> **Direction**:
Pictures within the data are to be left out; everything else must be reproduced exactly.

> **Record list**:
┄┄┄┄┄┄

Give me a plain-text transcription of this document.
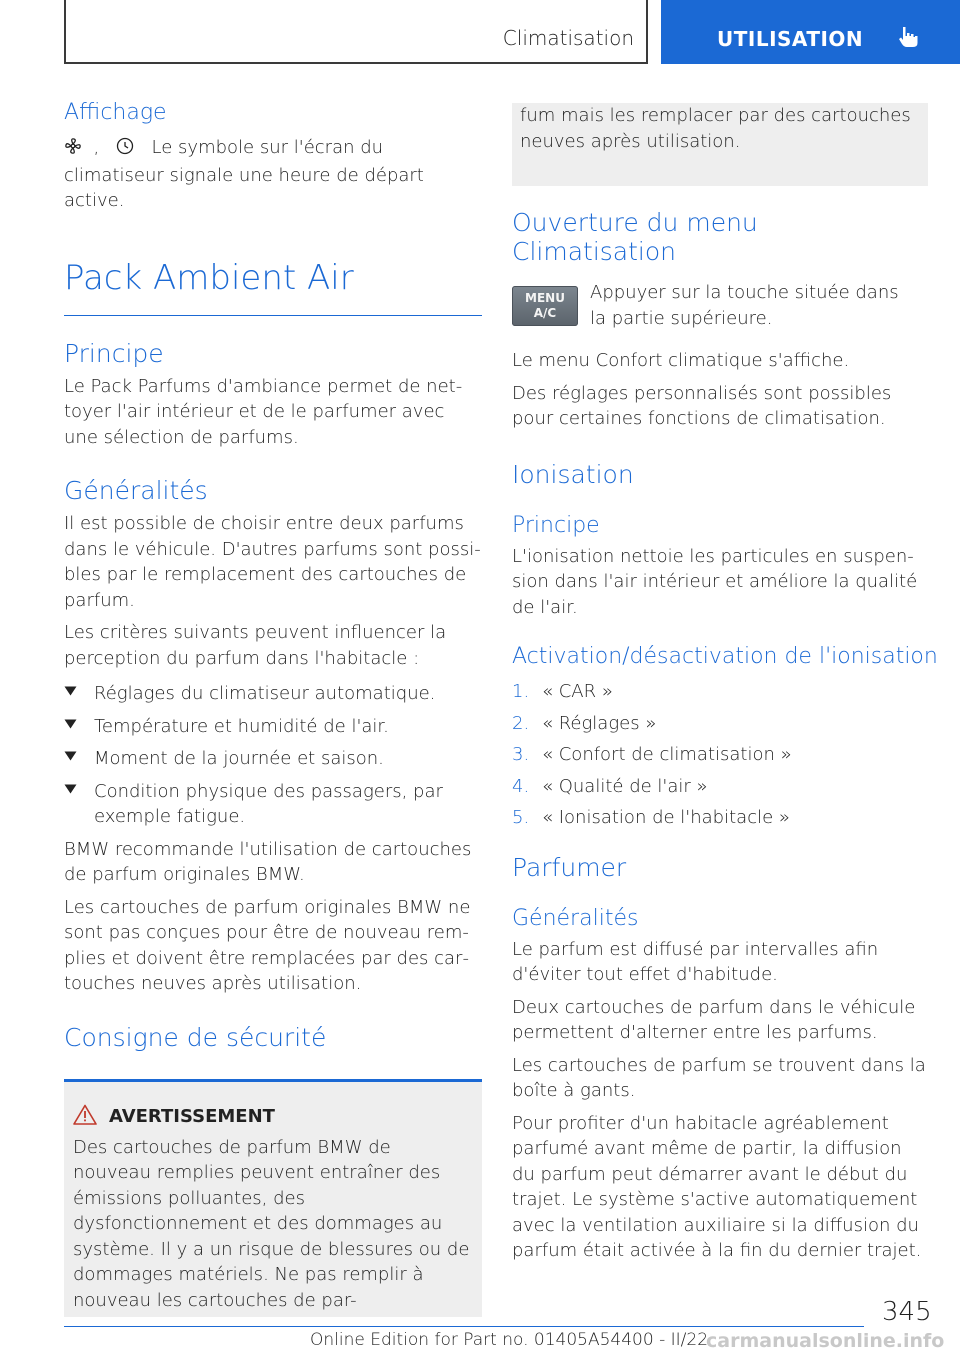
Climatisation	UTILISATION
Affichage

,      Le symbole sur l'écran du climatiseur signale une heure de départ active.

Pack Ambient Air
Principe

Le Pack Parfums d'ambiance permet de nettoyer l'air intérieur et de le parfumer avec une sélection de parfums.

Généralités

Il est possible de choisir entre deux parfums dans le véhicule. D'autres parfums sont possibles par le remplacement des cartouches de parfum.

Les critères suivants peuvent influencer la perception du parfum dans l'habitacle :

Réglages du climatiseur automatique.
Température et humidité de l'air.
Moment de la journée et saison.
Condition physique des passagers, par exemple fatigue.

BMW recommande l'utilisation de cartouches de parfum originales BMW.

Les cartouches de parfum originales BMW ne sont pas conçues pour être de nouveau remplies et doivent être remplacées par des cartouches neuves après utilisation.

Consigne de sécurité
AVERTISSEMENT

Des cartouches de parfum BMW de nouveau remplies peuvent entraîner des émissions polluantes, des dysfonctionnement et des dommages au système. Il y a un risque de blessures ou de dommages matériels. Ne pas remplir à nouveau les cartouches de par-

fum mais les remplacer par des cartouches neuves après utilisation.

Ouverture du menu Climatisation
MENU
A/C

Appuyer sur la touche située dans la partie supérieure.

Le menu Confort climatique s'affiche.

Des réglages personnalisés sont possibles pour certaines fonctions de climatisation.

Ionisation
Principe

L'ionisation nettoie les particules en suspension dans l'air intérieur et améliore la qualité de l'air.

Activation/désactivation de l'ionisation
1. « CAR »
2. « Réglages »
3. « Confort de climatisation »
4. « Qualité de l'air »
5. « Ionisation de l'habitacle »
Parfumer
Généralités

Le parfum est diffusé par intervalles afin d'éviter tout effet d'habitude.

Deux cartouches de parfum dans le véhicule permettent d'alterner entre les parfums.

Les cartouches de parfum se trouvent dans la boîte à gants.

Pour profiter d'un habitacle agréablement parfumé avant même de partir, la diffusion du parfum peut démarrer avant le début du trajet. Le système s'active automatiquement avec la ventilation auxiliaire si la diffusion du parfum était activée à la fin du dernier trajet.

345
Online Edition for Part no. 01405A54400 - II/22
carmanualsonline.info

┄┄┄┄┄┄

> **Solution for this exercise**:
Give me a plain-text transcription of this document.
Climatisation	UTILISATION
Affichage

,      Le symbole sur l'écran du climatiseur signale une heure de départ active.

Pack Ambient Air
Principe

Le Pack Parfums d'ambiance permet de nettoyer l'air intérieur et de le parfumer avec une sélection de parfums.

Généralités

Il est possible de choisir entre deux parfums dans le véhicule. D'autres parfums sont possibles par le remplacement des cartouches de parfum.

Les critères suivants peuvent influencer la perception du parfum dans l'habitacle :

Réglages du climatiseur automatique.
Température et humidité de l'air.
Moment de la journée et saison.
Condition physique des passagers, par exemple fatigue.

BMW recommande l'utilisation de cartouches de parfum originales BMW.

Les cartouches de parfum originales BMW ne sont pas conçues pour être de nouveau remplies et doivent être remplacées par des cartouches neuves après utilisation.

Consigne de sécurité
AVERTISSEMENT

Des cartouches de parfum BMW de nouveau remplies peuvent entraîner des émissions polluantes, des dysfonctionnement et des dommages au système. Il y a un risque de blessures ou de dommages matériels. Ne pas remplir à nouveau les cartouches de par-

fum mais les remplacer par des cartouches neuves après utilisation.

Ouverture du menu Climatisation
MENU
A/C

Appuyer sur la touche située dans la partie supérieure.

Le menu Confort climatique s'affiche.

Des réglages personnalisés sont possibles pour certaines fonctions de climatisation.

Ionisation
Principe

L'ionisation nettoie les particules en suspension dans l'air intérieur et améliore la qualité de l'air.

Activation/désactivation de l'ionisation
1. « CAR »
2. « Réglages »
3. « Confort de climatisation »
4. « Qualité de l'air »
5. « Ionisation de l'habitacle »
Parfumer
Généralités

Le parfum est diffusé par intervalles afin d'éviter tout effet d'habitude.

Deux cartouches de parfum dans le véhicule permettent d'alterner entre les parfums.

Les cartouches de parfum se trouvent dans la boîte à gants.

Pour profiter d'un habitacle agréablement parfumé avant même de partir, la diffusion du parfum peut démarrer avant le début du trajet. Le système s'active automatiquement avec la ventilation auxiliaire si la diffusion du parfum était activée à la fin du dernier trajet.

345
Online Edition for Part no. 01405A54400 - II/22
carmanualsonline.info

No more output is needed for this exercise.